**Data to use**

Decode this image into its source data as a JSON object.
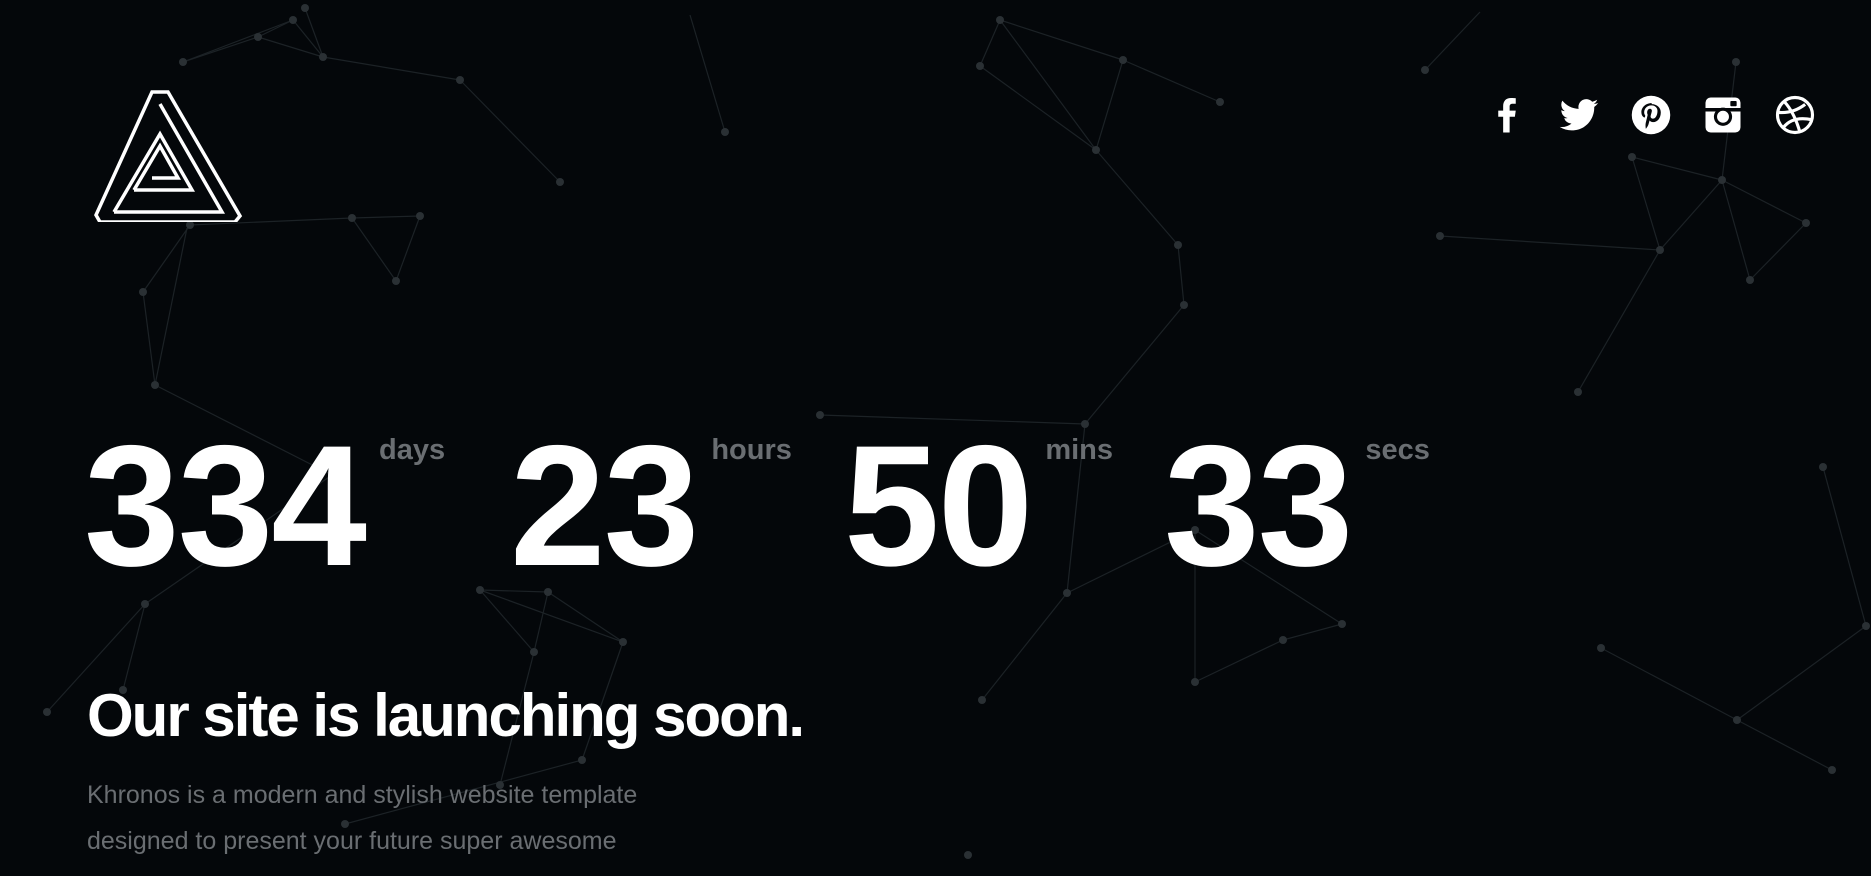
{
  "brand": {
    "logo_icon": "impossible-triangle-logo-icon"
  },
  "social": [
    {
      "name": "facebook",
      "icon": "facebook-icon"
    },
    {
      "name": "twitter",
      "icon": "twitter-icon"
    },
    {
      "name": "pinterest",
      "icon": "pinterest-icon"
    },
    {
      "name": "instagram",
      "icon": "instagram-icon"
    },
    {
      "name": "dribbble",
      "icon": "dribbble-icon"
    }
  ],
  "countdown": {
    "days": {
      "value": "334",
      "label": "days"
    },
    "hours": {
      "value": "23",
      "label": "hours"
    },
    "mins": {
      "value": "50",
      "label": "mins"
    },
    "secs": {
      "value": "33",
      "label": "secs"
    }
  },
  "hero": {
    "headline": "Our site is launching soon.",
    "description": "Khronos is a modern and stylish website template designed to present your future super awesome product or service."
  },
  "colors": {
    "background": "#04070a",
    "text": "#ffffff",
    "muted": "#6a6e72",
    "network_line": "#1c2226"
  }
}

**Aim**
Write out the data precisely as given, excluding the pictures.

**Final result**
Decode this image into its source data as a JSON object.
{
  "brand": {
    "logo_icon": "impossible-triangle-logo-icon"
  },
  "social": [
    {
      "name": "facebook",
      "icon": "facebook-icon"
    },
    {
      "name": "twitter",
      "icon": "twitter-icon"
    },
    {
      "name": "pinterest",
      "icon": "pinterest-icon"
    },
    {
      "name": "instagram",
      "icon": "instagram-icon"
    },
    {
      "name": "dribbble",
      "icon": "dribbble-icon"
    }
  ],
  "countdown": {
    "days": {
      "value": "334",
      "label": "days"
    },
    "hours": {
      "value": "23",
      "label": "hours"
    },
    "mins": {
      "value": "50",
      "label": "mins"
    },
    "secs": {
      "value": "33",
      "label": "secs"
    }
  },
  "hero": {
    "headline": "Our site is launching soon.",
    "description": "Khronos is a modern and stylish website template designed to present your future super awesome product or service."
  },
  "colors": {
    "background": "#04070a",
    "text": "#ffffff",
    "muted": "#6a6e72",
    "network_line": "#1c2226"
  }
}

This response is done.